─── Dataset content ───
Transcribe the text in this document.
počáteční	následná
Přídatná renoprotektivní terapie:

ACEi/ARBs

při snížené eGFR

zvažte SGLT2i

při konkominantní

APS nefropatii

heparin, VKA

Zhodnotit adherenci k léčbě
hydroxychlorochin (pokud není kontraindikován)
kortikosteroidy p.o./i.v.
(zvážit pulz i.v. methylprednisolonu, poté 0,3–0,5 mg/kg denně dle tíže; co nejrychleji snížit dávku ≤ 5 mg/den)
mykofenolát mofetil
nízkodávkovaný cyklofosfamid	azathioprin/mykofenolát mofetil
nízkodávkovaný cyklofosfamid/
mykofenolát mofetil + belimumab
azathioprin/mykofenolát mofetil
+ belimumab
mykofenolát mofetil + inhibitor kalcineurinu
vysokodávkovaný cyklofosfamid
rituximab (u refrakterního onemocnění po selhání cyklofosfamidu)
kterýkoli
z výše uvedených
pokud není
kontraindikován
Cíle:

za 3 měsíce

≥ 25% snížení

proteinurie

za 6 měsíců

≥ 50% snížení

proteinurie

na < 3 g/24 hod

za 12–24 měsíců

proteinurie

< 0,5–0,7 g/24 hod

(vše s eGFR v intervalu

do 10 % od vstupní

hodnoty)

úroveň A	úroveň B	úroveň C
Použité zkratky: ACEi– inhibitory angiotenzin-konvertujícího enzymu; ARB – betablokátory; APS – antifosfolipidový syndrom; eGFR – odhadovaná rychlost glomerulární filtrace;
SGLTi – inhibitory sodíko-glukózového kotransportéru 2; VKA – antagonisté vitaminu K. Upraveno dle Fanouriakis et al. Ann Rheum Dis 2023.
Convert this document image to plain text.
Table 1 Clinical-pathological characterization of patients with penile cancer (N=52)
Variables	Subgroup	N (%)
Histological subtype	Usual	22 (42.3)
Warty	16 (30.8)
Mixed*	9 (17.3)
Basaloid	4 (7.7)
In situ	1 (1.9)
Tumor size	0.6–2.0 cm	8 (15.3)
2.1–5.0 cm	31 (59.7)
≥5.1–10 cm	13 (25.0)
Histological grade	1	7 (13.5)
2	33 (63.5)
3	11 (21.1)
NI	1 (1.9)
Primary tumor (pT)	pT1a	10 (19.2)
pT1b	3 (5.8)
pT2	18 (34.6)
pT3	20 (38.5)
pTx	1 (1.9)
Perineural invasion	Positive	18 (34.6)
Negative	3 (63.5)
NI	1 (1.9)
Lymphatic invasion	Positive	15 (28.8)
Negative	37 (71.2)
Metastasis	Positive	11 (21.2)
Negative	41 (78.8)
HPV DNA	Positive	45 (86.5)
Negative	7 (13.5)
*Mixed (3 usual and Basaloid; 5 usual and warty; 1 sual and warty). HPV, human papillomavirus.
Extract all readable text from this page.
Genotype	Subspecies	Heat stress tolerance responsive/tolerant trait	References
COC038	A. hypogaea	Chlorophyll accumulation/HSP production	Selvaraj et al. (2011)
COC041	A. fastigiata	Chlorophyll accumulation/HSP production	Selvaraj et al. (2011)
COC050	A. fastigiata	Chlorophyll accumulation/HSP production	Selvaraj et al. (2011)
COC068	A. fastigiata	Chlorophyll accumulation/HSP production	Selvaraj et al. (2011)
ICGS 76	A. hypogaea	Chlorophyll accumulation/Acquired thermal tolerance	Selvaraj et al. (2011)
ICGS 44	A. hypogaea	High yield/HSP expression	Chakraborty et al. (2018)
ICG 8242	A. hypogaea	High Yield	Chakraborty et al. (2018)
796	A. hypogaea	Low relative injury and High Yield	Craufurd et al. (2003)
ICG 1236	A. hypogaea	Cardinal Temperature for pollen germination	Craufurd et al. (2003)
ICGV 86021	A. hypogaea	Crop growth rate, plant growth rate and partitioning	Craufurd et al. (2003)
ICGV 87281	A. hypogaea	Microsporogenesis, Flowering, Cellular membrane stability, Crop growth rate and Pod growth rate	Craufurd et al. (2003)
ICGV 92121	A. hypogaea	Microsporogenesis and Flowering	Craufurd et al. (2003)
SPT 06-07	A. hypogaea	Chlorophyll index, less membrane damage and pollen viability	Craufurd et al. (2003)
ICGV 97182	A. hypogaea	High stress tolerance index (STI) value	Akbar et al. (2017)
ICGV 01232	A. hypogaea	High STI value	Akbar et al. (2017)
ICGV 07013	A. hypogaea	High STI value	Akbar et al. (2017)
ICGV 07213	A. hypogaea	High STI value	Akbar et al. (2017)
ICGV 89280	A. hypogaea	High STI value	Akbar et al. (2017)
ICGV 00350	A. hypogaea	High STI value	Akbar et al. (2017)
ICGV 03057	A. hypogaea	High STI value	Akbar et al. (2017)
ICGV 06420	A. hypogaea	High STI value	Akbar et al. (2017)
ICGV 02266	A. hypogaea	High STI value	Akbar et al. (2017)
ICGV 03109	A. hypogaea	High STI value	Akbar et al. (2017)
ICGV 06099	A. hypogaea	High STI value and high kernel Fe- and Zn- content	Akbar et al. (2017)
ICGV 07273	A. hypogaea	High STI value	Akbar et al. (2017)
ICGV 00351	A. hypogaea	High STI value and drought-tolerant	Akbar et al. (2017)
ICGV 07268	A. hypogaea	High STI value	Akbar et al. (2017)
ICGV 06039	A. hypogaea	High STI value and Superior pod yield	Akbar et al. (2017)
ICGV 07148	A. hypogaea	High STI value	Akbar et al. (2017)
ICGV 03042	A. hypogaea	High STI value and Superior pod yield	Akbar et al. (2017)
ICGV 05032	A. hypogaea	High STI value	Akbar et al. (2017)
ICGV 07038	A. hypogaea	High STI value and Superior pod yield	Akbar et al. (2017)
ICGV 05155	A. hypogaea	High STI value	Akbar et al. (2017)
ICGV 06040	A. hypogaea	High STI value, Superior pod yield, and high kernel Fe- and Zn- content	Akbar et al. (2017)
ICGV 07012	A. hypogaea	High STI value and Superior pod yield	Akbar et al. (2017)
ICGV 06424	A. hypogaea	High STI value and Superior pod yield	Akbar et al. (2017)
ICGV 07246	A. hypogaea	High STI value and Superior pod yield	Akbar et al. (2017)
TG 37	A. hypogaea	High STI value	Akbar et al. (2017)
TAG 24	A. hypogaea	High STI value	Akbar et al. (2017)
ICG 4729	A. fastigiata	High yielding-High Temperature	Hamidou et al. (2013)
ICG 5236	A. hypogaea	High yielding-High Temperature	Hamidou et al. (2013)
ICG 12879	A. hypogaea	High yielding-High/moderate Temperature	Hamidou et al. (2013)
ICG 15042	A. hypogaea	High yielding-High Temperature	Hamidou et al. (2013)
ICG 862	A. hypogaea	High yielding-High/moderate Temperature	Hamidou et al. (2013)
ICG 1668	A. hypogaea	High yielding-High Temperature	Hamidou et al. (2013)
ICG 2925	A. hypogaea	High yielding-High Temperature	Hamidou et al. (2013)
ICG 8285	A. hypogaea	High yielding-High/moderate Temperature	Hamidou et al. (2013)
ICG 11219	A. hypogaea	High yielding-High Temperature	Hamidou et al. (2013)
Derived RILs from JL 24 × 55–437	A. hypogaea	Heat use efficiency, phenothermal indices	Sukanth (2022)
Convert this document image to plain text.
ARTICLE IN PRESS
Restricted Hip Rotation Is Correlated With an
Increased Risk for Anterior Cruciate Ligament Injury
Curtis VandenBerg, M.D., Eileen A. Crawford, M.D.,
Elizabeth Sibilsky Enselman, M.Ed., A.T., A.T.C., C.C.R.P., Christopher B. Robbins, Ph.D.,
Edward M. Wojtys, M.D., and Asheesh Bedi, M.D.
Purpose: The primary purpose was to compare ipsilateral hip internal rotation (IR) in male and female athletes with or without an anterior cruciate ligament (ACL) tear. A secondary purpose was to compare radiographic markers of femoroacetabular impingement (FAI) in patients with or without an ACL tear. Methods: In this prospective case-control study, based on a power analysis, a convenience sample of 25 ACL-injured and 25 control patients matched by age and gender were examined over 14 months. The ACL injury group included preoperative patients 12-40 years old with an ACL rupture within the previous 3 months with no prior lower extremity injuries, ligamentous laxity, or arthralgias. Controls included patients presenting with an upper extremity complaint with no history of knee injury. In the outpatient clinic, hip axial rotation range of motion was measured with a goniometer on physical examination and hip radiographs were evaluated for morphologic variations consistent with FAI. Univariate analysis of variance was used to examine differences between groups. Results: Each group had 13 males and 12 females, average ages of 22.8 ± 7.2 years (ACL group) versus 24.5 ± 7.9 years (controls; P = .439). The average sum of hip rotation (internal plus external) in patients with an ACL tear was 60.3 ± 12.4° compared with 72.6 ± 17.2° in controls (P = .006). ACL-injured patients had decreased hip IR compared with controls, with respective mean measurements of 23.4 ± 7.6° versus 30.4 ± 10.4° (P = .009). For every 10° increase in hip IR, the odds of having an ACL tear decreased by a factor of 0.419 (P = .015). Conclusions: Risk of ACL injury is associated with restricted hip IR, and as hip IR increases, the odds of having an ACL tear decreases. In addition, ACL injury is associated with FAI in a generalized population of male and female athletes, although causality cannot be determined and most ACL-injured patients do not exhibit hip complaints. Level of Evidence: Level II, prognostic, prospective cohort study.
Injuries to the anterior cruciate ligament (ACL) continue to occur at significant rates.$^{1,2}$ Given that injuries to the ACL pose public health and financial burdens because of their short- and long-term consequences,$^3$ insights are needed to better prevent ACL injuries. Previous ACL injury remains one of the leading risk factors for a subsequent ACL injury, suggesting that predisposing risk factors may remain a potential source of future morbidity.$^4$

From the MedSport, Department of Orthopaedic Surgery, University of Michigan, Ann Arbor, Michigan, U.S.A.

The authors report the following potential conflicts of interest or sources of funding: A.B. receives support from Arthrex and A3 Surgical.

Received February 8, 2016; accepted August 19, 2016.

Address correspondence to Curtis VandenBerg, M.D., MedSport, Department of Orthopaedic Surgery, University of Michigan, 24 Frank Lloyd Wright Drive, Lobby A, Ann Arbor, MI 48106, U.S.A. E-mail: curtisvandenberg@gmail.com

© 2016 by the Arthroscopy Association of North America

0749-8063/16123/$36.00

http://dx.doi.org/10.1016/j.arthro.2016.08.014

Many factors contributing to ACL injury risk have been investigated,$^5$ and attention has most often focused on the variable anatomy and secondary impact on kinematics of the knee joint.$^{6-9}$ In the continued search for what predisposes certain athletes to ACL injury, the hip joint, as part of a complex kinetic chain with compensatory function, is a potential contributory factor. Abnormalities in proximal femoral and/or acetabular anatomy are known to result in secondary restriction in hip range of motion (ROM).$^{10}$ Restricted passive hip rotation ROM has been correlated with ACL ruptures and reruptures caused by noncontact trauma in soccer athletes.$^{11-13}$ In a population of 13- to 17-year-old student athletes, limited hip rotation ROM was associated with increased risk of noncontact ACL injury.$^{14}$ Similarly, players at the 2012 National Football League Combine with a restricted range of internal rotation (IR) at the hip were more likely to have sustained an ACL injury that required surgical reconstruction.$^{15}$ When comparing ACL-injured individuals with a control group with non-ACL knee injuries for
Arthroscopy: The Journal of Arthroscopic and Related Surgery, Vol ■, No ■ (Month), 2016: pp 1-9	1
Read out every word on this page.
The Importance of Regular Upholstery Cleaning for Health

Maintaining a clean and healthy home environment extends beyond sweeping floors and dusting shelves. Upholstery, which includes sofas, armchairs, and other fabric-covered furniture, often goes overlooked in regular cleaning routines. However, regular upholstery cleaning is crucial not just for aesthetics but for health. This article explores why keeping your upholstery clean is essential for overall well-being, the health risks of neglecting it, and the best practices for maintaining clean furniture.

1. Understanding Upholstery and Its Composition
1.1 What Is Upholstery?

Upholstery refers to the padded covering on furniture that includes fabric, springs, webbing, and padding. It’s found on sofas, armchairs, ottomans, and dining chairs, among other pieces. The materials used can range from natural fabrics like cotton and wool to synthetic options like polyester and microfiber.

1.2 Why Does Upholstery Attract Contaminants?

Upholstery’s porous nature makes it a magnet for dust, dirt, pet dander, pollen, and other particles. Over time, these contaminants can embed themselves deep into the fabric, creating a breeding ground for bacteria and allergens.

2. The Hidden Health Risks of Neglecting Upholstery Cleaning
───
* Activity
Go through the entries and report every line with the string "není".

* Answer space
hydroxychlorochin (pokud není kontraindikován)
pokud není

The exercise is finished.